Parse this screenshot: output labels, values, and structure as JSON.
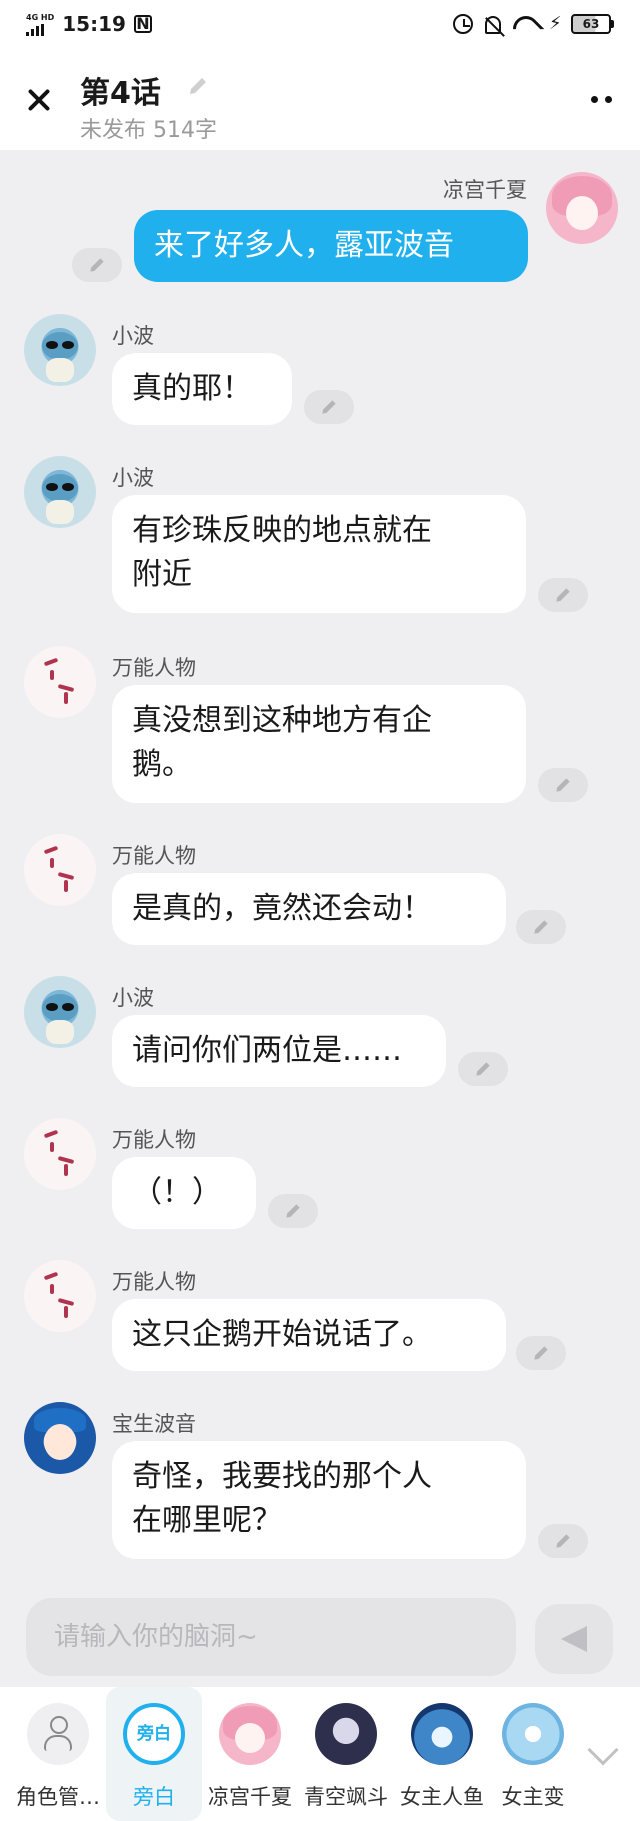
{
  "status_bar": {
    "network": "4G HD",
    "time": "15:19",
    "notif_glyph": "N",
    "battery": "63"
  },
  "header": {
    "title": "第4话",
    "subtitle": "未发布 514字"
  },
  "messages": [
    {
      "speaker": "凉宫千夏",
      "text": "来了好多人，露亚波音",
      "self": true
    },
    {
      "speaker": "小波",
      "text": "真的耶！"
    },
    {
      "speaker": "小波",
      "line1": "有珍珠反映的地点就在",
      "line2": "附近"
    },
    {
      "speaker": "万能人物",
      "line1": "真没想到这种地方有企",
      "line2": "鹅。"
    },
    {
      "speaker": "万能人物",
      "text": "是真的，竟然还会动！"
    },
    {
      "speaker": "小波",
      "text": "请问你们两位是……"
    },
    {
      "speaker": "万能人物",
      "text": "（！）"
    },
    {
      "speaker": "万能人物",
      "text": "这只企鹅开始说话了。"
    },
    {
      "speaker": "宝生波音",
      "line1": "奇怪，我要找的那个人",
      "line2": "在哪里呢？"
    }
  ],
  "input": {
    "placeholder": "请输入你的脑洞~"
  },
  "roles": [
    {
      "label": "角色管…",
      "icon": "role-manage-icon"
    },
    {
      "label": "旁白",
      "badge": "旁白",
      "icon": "narrator-icon",
      "active": true
    },
    {
      "label": "凉宫千夏",
      "icon": "avatar"
    },
    {
      "label": "青空飒斗",
      "icon": "avatar"
    },
    {
      "label": "女主人鱼",
      "icon": "avatar"
    },
    {
      "label": "女主变",
      "icon": "avatar"
    }
  ],
  "colors": {
    "accent": "#1fb0ed",
    "background": "#efeff1",
    "bubble": "#ffffff"
  }
}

------------------------------

● **TASK**
Copy out each line word for word, please, skipping the images.

● **RESPONSE TO THIS TASK**
Parse this screenshot: output labels, values, and structure as JSON.
{
  "status_bar": {
    "network": "4G HD",
    "time": "15:19",
    "notif_glyph": "N",
    "battery": "63"
  },
  "header": {
    "title": "第4话",
    "subtitle": "未发布 514字"
  },
  "messages": [
    {
      "speaker": "凉宫千夏",
      "text": "来了好多人，露亚波音",
      "self": true
    },
    {
      "speaker": "小波",
      "text": "真的耶！"
    },
    {
      "speaker": "小波",
      "line1": "有珍珠反映的地点就在",
      "line2": "附近"
    },
    {
      "speaker": "万能人物",
      "line1": "真没想到这种地方有企",
      "line2": "鹅。"
    },
    {
      "speaker": "万能人物",
      "text": "是真的，竟然还会动！"
    },
    {
      "speaker": "小波",
      "text": "请问你们两位是……"
    },
    {
      "speaker": "万能人物",
      "text": "（！）"
    },
    {
      "speaker": "万能人物",
      "text": "这只企鹅开始说话了。"
    },
    {
      "speaker": "宝生波音",
      "line1": "奇怪，我要找的那个人",
      "line2": "在哪里呢？"
    }
  ],
  "input": {
    "placeholder": "请输入你的脑洞~"
  },
  "roles": [
    {
      "label": "角色管…",
      "icon": "role-manage-icon"
    },
    {
      "label": "旁白",
      "badge": "旁白",
      "icon": "narrator-icon",
      "active": true
    },
    {
      "label": "凉宫千夏",
      "icon": "avatar"
    },
    {
      "label": "青空飒斗",
      "icon": "avatar"
    },
    {
      "label": "女主人鱼",
      "icon": "avatar"
    },
    {
      "label": "女主变",
      "icon": "avatar"
    }
  ],
  "colors": {
    "accent": "#1fb0ed",
    "background": "#efeff1",
    "bubble": "#ffffff"
  }
}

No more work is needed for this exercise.